[start]

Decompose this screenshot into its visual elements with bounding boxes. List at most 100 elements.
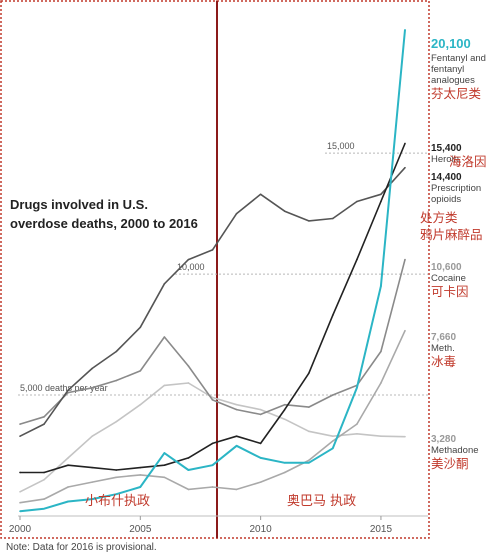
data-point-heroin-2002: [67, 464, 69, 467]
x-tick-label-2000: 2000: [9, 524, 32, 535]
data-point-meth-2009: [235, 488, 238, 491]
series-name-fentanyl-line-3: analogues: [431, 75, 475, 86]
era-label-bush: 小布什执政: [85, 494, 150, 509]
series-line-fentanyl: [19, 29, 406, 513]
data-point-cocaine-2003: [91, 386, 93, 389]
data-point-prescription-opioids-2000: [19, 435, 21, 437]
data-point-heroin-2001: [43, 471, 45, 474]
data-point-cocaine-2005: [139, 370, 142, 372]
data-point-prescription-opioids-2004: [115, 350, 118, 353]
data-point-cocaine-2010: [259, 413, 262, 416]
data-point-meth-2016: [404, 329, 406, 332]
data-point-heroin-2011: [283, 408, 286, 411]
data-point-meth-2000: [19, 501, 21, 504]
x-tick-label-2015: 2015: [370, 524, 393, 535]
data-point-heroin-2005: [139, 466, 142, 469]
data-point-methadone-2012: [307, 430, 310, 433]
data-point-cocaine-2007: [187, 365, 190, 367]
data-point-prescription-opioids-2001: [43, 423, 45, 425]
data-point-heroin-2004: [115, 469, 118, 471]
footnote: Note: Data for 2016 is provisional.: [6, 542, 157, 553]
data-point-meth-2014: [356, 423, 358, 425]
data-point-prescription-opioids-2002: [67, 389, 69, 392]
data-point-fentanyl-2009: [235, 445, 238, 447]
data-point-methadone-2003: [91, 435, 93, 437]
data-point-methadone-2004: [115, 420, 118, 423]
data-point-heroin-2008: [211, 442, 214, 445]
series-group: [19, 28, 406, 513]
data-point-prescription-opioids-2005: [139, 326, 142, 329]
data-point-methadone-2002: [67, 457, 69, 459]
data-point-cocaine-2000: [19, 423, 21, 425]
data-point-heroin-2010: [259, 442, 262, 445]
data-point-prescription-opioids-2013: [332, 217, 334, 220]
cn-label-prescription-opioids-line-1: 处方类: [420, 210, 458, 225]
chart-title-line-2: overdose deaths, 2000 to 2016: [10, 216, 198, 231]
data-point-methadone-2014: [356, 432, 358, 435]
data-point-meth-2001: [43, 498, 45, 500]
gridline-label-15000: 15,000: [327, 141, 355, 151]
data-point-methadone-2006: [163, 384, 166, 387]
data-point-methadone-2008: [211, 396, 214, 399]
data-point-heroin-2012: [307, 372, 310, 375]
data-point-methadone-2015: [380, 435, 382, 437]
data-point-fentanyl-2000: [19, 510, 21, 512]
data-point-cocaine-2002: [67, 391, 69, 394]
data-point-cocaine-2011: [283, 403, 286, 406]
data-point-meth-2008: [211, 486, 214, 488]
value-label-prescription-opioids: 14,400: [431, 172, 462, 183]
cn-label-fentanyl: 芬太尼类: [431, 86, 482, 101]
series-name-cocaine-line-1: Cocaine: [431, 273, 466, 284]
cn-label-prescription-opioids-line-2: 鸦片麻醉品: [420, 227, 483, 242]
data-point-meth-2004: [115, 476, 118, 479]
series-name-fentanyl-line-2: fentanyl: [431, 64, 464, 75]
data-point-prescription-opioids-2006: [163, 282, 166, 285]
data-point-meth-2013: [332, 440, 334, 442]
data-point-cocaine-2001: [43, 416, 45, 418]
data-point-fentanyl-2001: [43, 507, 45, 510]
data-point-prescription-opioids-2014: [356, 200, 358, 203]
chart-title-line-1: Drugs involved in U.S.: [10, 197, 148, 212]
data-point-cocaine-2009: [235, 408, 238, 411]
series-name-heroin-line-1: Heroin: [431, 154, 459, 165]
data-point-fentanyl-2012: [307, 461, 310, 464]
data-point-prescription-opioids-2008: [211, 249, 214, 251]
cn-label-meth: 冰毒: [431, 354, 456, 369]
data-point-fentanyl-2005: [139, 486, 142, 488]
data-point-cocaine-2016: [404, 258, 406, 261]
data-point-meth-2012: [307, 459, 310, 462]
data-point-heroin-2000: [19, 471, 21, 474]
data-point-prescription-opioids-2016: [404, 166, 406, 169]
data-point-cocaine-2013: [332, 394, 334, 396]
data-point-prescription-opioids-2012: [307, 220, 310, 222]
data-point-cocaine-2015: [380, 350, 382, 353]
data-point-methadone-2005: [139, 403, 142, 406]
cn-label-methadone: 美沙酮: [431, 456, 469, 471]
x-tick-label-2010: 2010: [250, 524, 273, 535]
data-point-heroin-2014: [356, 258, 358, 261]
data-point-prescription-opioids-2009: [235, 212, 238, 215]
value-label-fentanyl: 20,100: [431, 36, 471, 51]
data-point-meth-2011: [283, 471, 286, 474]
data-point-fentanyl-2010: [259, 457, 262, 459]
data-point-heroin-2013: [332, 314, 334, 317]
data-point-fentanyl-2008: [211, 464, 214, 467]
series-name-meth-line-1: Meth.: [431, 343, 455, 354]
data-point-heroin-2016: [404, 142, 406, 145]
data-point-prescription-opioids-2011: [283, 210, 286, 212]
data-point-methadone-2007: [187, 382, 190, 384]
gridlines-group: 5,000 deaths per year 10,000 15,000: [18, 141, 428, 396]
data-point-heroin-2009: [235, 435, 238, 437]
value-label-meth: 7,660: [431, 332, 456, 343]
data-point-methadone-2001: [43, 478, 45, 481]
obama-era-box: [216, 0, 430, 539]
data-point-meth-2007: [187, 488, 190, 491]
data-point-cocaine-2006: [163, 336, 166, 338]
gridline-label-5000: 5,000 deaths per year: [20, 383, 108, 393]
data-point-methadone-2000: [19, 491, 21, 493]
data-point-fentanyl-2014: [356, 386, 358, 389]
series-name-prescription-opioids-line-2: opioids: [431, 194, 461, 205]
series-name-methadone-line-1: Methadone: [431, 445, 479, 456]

[end]
[start]

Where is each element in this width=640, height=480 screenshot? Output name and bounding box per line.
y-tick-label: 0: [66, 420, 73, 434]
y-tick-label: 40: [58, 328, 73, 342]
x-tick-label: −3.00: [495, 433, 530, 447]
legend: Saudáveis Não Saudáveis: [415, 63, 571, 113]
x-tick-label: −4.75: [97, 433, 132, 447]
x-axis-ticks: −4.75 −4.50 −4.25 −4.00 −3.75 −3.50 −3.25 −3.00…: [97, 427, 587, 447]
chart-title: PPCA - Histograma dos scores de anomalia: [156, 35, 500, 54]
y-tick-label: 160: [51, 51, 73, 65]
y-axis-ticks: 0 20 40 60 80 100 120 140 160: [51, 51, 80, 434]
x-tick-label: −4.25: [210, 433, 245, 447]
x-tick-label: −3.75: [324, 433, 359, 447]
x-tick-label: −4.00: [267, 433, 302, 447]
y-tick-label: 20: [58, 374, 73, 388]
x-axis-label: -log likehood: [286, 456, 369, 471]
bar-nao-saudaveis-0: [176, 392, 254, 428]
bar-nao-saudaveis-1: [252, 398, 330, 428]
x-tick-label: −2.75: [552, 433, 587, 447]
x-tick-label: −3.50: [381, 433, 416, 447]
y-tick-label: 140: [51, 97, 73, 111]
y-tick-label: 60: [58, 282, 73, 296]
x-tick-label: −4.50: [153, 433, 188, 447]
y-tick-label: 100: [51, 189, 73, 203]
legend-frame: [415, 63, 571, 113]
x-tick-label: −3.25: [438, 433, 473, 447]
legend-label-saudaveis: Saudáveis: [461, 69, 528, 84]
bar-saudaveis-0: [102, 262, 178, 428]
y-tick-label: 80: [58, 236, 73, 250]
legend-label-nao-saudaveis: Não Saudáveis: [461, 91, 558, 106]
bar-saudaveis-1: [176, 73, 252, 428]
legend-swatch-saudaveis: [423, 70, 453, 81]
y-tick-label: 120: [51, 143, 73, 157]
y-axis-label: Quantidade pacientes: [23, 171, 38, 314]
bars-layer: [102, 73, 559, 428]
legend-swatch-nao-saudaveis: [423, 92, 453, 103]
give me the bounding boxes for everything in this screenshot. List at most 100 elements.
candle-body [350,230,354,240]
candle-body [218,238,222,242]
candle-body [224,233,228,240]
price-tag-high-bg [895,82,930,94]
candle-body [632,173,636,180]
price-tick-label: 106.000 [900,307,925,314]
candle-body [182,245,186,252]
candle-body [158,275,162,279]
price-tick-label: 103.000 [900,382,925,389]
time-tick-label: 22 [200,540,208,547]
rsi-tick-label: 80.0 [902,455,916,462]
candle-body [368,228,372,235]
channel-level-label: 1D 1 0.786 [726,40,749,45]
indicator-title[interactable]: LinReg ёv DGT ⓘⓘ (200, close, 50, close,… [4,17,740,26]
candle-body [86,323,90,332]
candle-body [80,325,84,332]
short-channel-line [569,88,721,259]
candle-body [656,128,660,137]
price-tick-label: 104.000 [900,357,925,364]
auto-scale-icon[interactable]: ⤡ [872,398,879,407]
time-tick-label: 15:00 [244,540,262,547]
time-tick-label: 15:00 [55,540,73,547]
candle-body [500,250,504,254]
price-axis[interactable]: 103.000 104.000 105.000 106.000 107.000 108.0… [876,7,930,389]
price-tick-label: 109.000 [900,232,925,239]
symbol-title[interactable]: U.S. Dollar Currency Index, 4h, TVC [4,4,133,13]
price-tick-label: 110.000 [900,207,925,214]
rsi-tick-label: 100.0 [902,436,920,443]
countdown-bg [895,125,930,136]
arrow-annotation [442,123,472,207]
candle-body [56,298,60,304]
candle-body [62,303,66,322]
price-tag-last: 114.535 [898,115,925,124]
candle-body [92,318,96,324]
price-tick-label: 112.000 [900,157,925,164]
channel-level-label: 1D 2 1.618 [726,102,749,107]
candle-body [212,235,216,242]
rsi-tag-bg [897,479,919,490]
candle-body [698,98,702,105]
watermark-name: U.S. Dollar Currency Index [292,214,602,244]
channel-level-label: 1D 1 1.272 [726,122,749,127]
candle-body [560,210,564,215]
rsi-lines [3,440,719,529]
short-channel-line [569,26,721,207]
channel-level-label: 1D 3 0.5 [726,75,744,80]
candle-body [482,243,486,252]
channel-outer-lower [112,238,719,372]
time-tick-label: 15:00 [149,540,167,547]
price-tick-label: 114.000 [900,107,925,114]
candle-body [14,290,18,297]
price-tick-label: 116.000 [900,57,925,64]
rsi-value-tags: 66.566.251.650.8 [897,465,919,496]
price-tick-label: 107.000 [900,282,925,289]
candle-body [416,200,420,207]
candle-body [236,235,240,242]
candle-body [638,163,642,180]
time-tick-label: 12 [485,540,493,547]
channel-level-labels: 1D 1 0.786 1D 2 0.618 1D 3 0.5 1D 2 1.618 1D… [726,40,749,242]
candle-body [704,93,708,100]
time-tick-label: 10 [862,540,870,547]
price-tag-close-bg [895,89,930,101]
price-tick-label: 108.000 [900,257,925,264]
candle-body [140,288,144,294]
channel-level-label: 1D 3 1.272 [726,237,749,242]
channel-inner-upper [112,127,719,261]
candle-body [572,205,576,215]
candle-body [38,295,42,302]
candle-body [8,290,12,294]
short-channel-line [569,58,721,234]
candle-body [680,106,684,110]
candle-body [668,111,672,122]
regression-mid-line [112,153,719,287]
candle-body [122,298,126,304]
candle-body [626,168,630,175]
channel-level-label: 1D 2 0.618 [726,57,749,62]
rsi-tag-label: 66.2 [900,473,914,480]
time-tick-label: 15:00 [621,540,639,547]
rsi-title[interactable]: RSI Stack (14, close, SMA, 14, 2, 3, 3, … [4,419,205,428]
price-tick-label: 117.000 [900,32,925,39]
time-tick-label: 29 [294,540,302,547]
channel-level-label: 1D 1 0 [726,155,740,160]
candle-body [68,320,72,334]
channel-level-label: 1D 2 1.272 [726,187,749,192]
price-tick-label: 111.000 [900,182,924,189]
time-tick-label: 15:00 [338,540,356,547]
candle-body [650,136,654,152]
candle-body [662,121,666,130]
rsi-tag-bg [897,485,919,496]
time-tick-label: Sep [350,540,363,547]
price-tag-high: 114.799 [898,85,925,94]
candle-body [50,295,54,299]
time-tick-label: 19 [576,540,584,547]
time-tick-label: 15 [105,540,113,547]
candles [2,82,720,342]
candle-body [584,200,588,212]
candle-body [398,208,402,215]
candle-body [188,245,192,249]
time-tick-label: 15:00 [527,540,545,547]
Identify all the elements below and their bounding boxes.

[end]

◆ Exercise instructions ◆
Duplicate the material between the line holding "data-point-heroin-2002: [67, 464, 69, 467]" and the line holding "data-point-fentanyl-2009: [235, 445, 238, 447]", inclusive.

◆ Response ◆
data-point-heroin-2002: [67, 464, 69, 467]
x-tick-label-2000: 2000: [9, 524, 32, 535]
data-point-meth-2009: [235, 488, 238, 491]
series-name-fentanyl-line-3: analogues: [431, 75, 475, 86]
era-label-bush: 小布什执政: [85, 494, 150, 509]
series-line-fentanyl: [19, 29, 406, 513]
data-point-cocaine-2003: [91, 386, 93, 389]
data-point-prescription-opioids-2000: [19, 435, 21, 437]
data-point-heroin-2001: [43, 471, 45, 474]
data-point-cocaine-2005: [139, 370, 142, 372]
data-point-prescription-opioids-2004: [115, 350, 118, 353]
data-point-cocaine-2010: [259, 413, 262, 416]
data-point-meth-2016: [404, 329, 406, 332]
data-point-heroin-2011: [283, 408, 286, 411]
data-point-meth-2000: [19, 501, 21, 504]
x-tick-label-2015: 2015: [370, 524, 393, 535]
data-point-heroin-2005: [139, 466, 142, 469]
data-point-methadone-2012: [307, 430, 310, 433]
data-point-cocaine-2007: [187, 365, 190, 367]
data-point-prescription-opioids-2001: [43, 423, 45, 425]
data-point-heroin-2004: [115, 469, 118, 471]
footnote: Note: Data for 2016 is provisional.: [6, 542, 157, 553]
data-point-meth-2014: [356, 423, 358, 425]
data-point-prescription-opioids-2002: [67, 389, 69, 392]
data-point-fentanyl-2009: [235, 445, 238, 447]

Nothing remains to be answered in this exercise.